Work to complete ->
Write out the material exactly, without any of its pictures.

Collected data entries
--*--

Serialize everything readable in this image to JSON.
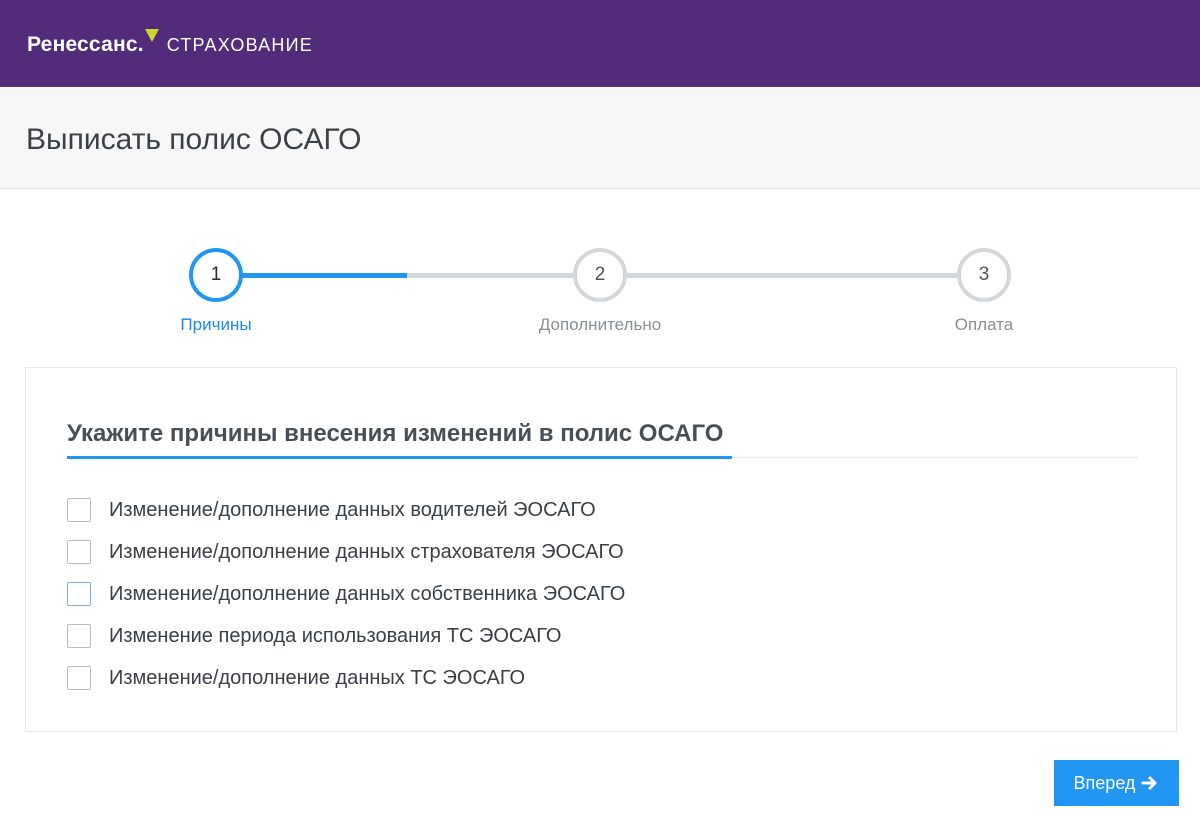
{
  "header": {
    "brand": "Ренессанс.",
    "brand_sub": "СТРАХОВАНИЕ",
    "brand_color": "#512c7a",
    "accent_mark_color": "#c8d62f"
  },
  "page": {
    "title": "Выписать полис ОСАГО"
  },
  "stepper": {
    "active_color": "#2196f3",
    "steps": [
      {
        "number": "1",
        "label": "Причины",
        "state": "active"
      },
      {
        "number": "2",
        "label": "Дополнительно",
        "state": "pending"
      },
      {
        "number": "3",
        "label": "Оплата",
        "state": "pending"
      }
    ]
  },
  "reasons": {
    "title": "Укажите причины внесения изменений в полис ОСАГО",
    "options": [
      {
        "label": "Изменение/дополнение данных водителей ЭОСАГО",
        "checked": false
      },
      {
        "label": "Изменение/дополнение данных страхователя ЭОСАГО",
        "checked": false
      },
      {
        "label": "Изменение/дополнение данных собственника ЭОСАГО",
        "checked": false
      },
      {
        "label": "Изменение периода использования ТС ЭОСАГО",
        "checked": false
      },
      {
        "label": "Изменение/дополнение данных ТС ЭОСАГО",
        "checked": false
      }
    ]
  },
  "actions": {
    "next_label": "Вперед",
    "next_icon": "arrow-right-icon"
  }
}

--*--

Task answer ->
Serialize everything readable in this image to JSON.
{
  "header": {
    "brand": "Ренессанс.",
    "brand_sub": "СТРАХОВАНИЕ",
    "brand_color": "#512c7a",
    "accent_mark_color": "#c8d62f"
  },
  "page": {
    "title": "Выписать полис ОСАГО"
  },
  "stepper": {
    "active_color": "#2196f3",
    "steps": [
      {
        "number": "1",
        "label": "Причины",
        "state": "active"
      },
      {
        "number": "2",
        "label": "Дополнительно",
        "state": "pending"
      },
      {
        "number": "3",
        "label": "Оплата",
        "state": "pending"
      }
    ]
  },
  "reasons": {
    "title": "Укажите причины внесения изменений в полис ОСАГО",
    "options": [
      {
        "label": "Изменение/дополнение данных водителей ЭОСАГО",
        "checked": false
      },
      {
        "label": "Изменение/дополнение данных страхователя ЭОСАГО",
        "checked": false
      },
      {
        "label": "Изменение/дополнение данных собственника ЭОСАГО",
        "checked": false
      },
      {
        "label": "Изменение периода использования ТС ЭОСАГО",
        "checked": false
      },
      {
        "label": "Изменение/дополнение данных ТС ЭОСАГО",
        "checked": false
      }
    ]
  },
  "actions": {
    "next_label": "Вперед",
    "next_icon": "arrow-right-icon"
  }
}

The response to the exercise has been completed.